Work to complete>
(a) Name every disease that the passage on zoonoses below gives as an example of a zoonosis.
(b) Copy word for word the part of the passage on zoonoses below from "A zoonosis can" up to and including "it to humans.".

Text block>
_ _ _ _
The Zoonotic Connection
Of the more than 150 pathogens linked with emerging infections, roughly 75 percent are zoonoses—diseases that are transmitted between vertebrate animals and people.
One example is severe acute respiratory syndrome (SARS): humans can contract the disease if they eat the tissue of infected civets. Another zoonosis is monkeypox, which people can catch from monkeys, rats, squirrels, prairie dogs and other small mammals. Transmission occurs when a person is bitten by an infected animal, or if the saliva, urine or blood of an infected animal enters the person’s body through an open wound.
A zoonosis can also be transmitted via an intermediate vector—typically an insect such as a tick or a mosquito—which gets the pathogen from an infected animal reservoir and then passes it to people. Lyme disease, for instance, is carried by ticks, which pick up the virus from infected deer and then transmit it to humans.
The reason so many new disease problems are zoonotic, experts say, has to do with the fact that humankind is encroaching more and more on animal habitats. “People are coming in closer and closer contact with wildlife, and as their ecosystems overlap, pathogens start exploring new hosts,” states Klaus Stohr, director of the Influenza Task Force for the World Health Organization. In other words, if people overlap their ecosystem with that of chimpanzees, there’s a chance they will catch some of the diseases to which chimpanzees are susceptible.
When a virus resides in both humans and animals, there is almost no way to eradicate it. “If there’s a reservoir in animals, it makes whatever interventions you do in humans far less relevant,” asserts David Freedman, professor of medicine in the Division of Geographic Medicine at the University of Alabama, Birmingham. The reason, he says, is that even if you developed a treatment for a particular zoonotic disease and it was somehow possible to simultaneously treat every person in the world who had that disease, there would still be animals that could transmit it back to humans. Stohr agrees, saying that zoonotic diseases cannot usually be eradicated, because it is not possible to eliminate all of the animal reservoirs or vectors that might be carrying the pathogen.
_ _ _ _
(Document layout analysis data)
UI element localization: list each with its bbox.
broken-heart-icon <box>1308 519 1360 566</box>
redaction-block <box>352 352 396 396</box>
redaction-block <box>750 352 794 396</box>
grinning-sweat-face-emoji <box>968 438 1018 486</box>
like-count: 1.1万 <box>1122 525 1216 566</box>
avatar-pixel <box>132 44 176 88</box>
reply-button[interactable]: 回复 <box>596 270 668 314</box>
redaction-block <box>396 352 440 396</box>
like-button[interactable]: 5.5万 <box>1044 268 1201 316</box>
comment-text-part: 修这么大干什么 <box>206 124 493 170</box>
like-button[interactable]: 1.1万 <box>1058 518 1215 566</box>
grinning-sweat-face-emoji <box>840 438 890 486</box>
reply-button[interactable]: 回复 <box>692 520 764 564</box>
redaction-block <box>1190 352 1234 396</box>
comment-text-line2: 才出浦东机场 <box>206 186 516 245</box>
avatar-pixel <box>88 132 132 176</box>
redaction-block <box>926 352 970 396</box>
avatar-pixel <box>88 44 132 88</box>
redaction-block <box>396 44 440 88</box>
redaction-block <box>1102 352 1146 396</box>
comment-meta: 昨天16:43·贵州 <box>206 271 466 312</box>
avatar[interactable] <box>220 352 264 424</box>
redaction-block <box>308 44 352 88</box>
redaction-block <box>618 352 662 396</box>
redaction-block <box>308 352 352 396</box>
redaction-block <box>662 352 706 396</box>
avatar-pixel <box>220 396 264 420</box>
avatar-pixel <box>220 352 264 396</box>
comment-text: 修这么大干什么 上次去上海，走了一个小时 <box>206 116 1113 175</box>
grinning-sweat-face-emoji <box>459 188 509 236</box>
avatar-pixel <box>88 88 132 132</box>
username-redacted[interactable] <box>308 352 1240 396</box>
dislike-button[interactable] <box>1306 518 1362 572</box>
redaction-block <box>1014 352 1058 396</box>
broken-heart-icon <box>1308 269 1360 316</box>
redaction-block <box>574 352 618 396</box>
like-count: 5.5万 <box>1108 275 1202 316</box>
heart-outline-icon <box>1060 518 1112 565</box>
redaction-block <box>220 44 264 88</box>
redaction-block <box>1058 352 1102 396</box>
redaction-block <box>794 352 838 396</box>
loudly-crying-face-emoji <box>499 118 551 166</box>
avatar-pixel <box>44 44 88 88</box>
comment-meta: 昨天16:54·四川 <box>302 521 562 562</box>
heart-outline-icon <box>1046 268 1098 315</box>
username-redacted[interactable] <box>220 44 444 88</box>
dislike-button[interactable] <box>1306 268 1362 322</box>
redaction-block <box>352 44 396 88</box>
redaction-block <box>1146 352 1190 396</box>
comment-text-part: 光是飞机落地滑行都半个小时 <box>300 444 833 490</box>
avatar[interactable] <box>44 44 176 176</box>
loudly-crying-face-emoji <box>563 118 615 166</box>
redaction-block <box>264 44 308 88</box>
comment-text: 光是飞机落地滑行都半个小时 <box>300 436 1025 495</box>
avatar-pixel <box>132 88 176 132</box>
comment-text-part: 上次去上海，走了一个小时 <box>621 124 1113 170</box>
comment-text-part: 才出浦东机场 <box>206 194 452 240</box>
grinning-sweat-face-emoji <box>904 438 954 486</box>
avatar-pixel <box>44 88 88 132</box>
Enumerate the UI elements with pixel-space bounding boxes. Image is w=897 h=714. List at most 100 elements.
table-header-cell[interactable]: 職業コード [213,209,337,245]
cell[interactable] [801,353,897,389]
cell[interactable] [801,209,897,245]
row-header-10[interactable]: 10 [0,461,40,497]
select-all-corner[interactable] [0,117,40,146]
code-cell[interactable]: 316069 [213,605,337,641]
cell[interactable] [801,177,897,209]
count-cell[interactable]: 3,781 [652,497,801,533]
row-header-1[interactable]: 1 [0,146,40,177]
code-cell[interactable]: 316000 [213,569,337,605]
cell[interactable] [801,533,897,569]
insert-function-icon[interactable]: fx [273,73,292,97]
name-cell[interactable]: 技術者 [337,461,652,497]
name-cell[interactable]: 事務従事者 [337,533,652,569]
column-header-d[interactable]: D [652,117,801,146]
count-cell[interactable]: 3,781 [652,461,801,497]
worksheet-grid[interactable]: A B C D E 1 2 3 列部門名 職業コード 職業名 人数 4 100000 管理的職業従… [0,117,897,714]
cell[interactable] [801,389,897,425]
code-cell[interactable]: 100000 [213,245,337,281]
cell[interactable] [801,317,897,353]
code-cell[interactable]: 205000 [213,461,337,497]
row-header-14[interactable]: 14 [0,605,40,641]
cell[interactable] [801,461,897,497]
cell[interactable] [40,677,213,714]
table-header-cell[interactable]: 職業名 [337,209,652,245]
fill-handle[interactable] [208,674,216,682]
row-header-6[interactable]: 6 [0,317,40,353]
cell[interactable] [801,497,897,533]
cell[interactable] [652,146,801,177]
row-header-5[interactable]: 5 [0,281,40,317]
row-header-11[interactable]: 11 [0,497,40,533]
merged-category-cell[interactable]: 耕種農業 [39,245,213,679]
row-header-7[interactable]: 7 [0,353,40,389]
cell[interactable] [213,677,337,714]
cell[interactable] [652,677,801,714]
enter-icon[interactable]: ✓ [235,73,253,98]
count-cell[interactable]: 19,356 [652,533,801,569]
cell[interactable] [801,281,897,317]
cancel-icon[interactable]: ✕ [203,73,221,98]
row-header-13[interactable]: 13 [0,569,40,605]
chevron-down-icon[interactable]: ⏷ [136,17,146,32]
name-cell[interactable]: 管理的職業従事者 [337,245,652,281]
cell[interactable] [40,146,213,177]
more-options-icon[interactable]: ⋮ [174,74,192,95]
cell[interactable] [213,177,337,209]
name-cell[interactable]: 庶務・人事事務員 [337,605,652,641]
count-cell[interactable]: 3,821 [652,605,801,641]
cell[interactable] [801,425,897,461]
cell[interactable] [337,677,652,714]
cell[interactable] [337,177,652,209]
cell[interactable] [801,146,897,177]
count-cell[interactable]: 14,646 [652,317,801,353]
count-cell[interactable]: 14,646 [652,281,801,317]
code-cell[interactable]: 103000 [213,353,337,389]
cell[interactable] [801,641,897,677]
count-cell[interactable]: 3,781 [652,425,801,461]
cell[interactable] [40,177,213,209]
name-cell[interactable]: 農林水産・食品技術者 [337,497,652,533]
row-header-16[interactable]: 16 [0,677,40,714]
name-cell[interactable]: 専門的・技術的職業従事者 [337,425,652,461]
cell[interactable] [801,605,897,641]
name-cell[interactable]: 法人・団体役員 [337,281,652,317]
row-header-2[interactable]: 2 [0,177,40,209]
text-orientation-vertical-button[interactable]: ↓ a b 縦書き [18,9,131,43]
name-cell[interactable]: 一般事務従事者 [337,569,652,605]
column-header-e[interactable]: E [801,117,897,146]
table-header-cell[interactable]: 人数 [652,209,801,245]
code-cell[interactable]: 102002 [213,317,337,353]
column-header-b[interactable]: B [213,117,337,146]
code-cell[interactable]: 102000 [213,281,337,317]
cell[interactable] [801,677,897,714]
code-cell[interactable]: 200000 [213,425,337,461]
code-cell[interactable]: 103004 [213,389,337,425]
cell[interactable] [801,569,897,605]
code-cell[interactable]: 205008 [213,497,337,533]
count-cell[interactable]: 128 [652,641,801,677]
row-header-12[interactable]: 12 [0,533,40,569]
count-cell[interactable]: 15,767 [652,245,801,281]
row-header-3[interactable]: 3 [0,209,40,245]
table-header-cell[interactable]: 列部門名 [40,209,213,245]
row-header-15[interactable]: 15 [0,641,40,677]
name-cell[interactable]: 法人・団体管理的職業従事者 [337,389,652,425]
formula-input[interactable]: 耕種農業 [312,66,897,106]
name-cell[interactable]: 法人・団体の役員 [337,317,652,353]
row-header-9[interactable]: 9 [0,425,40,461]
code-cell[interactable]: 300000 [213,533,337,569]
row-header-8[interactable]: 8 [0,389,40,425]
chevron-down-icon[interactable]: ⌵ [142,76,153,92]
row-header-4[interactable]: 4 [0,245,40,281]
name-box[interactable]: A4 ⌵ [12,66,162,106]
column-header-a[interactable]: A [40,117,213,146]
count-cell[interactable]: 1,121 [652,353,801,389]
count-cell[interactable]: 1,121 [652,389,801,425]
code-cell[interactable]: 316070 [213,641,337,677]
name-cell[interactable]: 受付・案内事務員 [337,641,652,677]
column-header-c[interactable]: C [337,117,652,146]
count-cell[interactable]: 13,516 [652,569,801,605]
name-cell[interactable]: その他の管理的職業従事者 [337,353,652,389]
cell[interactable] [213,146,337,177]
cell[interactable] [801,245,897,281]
_ _ _ _
Answers to this exercise>
(a) Severe acute respiratory syndrome (SARS), monkeypox, and Lyme disease.

(b)
A zoonosis can also be transmitted via an intermediate vector—typically an insect such as a tick or a mosquito—which gets the pathogen from an infected animal reservoir and then passes it to people. Lyme disease, for instance, is carried by ticks, which pick up the virus from infected deer and then transmit it to humans.